**** RECORDED INFORMATION ****
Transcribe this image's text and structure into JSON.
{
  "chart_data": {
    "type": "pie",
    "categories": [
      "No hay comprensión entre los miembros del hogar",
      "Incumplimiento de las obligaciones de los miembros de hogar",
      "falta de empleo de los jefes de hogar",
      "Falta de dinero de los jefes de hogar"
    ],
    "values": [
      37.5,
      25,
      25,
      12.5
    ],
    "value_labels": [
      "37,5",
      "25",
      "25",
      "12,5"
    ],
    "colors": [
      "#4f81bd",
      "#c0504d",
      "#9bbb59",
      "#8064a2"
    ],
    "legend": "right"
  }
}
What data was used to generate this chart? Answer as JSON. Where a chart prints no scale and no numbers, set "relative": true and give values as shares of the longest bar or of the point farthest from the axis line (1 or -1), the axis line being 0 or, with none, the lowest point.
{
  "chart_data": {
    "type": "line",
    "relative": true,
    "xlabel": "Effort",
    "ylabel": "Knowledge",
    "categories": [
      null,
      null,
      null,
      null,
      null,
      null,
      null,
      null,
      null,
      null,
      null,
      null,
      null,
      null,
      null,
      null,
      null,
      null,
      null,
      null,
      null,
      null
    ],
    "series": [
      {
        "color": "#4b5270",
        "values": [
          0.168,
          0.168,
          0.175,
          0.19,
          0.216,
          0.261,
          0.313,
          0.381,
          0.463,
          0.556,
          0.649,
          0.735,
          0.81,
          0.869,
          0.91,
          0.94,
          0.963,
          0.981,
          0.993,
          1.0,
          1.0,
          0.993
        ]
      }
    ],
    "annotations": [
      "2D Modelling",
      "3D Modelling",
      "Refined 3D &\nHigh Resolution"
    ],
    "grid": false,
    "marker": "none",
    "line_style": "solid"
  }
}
****
Word for word, quote the lines from the line containing "What data was" through the end of the material, both included, and nothing else.

- **EXERCISE OUTPUT**:
What data was used to generate this chart? Answer as JSON. Where a chart prints no scale and no numbers, set "relative": true and give values as shares of the longest bar or of the point farthest from the axis line (1 or -1), the axis line being 0 or, with none, the lowest point.
{
  "chart_data": {
    "type": "line",
    "relative": true,
    "xlabel": "Effort",
    "ylabel": "Knowledge",
    "categories": [
      null,
      null,
      null,
      null,
      null,
      null,
      null,
      null,
      null,
      null,
      null,
      null,
      null,
      null,
      null,
      null,
      null,
      null,
      null,
      null,
      null,
      null
    ],
    "series": [
      {
        "color": "#4b5270",
        "values": [
          0.168,
          0.168,
          0.175,
          0.19,
          0.216,
          0.261,
          0.313,
          0.381,
          0.463,
          0.556,
          0.649,
          0.735,
          0.81,
          0.869,
          0.91,
          0.94,
          0.963,
          0.981,
          0.993,
          1.0,
          1.0,
          0.993
        ]
      }
    ],
    "annotations": [
      "2D Modelling",
      "3D Modelling",
      "Refined 3D &\nHigh Resolution"
    ],
    "grid": false,
    "marker": "none",
    "line_style": "solid"
  }
}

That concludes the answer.